[Saved data entries]

--- start ---

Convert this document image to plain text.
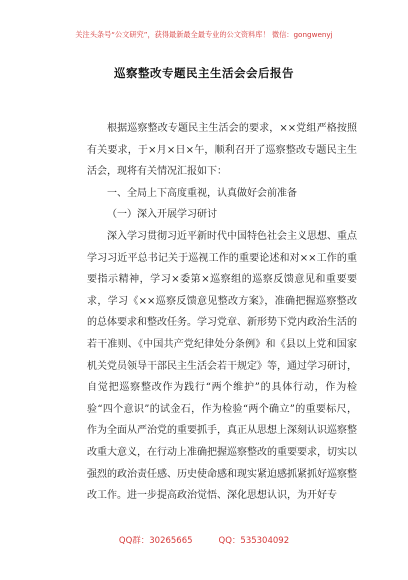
关注头条号“公文研究”，获得最新最全最专业的公文资料库！ 微信：gongwenyj
巡察整改专题民主生活会会后报告

根据巡察整改专题民主生活会的要求，××党组严格按照有关要求，于×月×日×午，顺利召开了巡察整改专题民主生活会，现将有关情况汇报如下：

一、全局上下高度重视，认真做好会前准备

（一）深入开展学习研讨

深入学习贯彻习近平新时代中国特色社会主义思想、重点学习习近平总书记关于巡视工作的重要论述和对××工作的重要指示精神，学习×委第×巡察组的巡察反馈意见和重要要求，学习《××巡察反馈意见整改方案》，准确把握巡察整改的总体要求和整改任务。学习党章、新形势下党内政治生活的若干准则、《中国共产党纪律处分条例》和《县以上党和国家机关党员领导干部民主生活会若干规定》等，通过学习研讨，自觉把巡察整改作为践行“两个维护”的具体行动，作为检验“四个意识”的试金石，作为检验“两个确立”的重要标尺，作为全面从严治党的重要抓手，真正从思想上深刻认识巡察整改重大意义，在行动上准确把握巡察整改的重要要求，切实以强烈的政治责任感、历史使命感和现实紧迫感抓紧抓好巡察整改工作。进一步提高政治觉悟、深化思想认识，为开好专

QQ群：30265665	QQ：535304092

--- end ---

◆ AIM OF THE EXERCISE ◆
Reproduce all of the data exactly; the pictures do not belong in the copy.

◆ WRITTEN SOLUTION ◆
Convert this document image to plain text.
关注头条号“公文研究”，获得最新最全最专业的公文资料库！ 微信：gongwenyj
巡察整改专题民主生活会会后报告

根据巡察整改专题民主生活会的要求，××党组严格按照有关要求，于×月×日×午，顺利召开了巡察整改专题民主生活会，现将有关情况汇报如下：

一、全局上下高度重视，认真做好会前准备

（一）深入开展学习研讨

深入学习贯彻习近平新时代中国特色社会主义思想、重点学习习近平总书记关于巡视工作的重要论述和对××工作的重要指示精神，学习×委第×巡察组的巡察反馈意见和重要要求，学习《××巡察反馈意见整改方案》，准确把握巡察整改的总体要求和整改任务。学习党章、新形势下党内政治生活的若干准则、《中国共产党纪律处分条例》和《县以上党和国家机关党员领导干部民主生活会若干规定》等，通过学习研讨，自觉把巡察整改作为践行“两个维护”的具体行动，作为检验“四个意识”的试金石，作为检验“两个确立”的重要标尺，作为全面从严治党的重要抓手，真正从思想上深刻认识巡察整改重大意义，在行动上准确把握巡察整改的重要要求，切实以强烈的政治责任感、历史使命感和现实紧迫感抓紧抓好巡察整改工作。进一步提高政治觉悟、深化思想认识，为开好专

QQ群：30265665	QQ：535304092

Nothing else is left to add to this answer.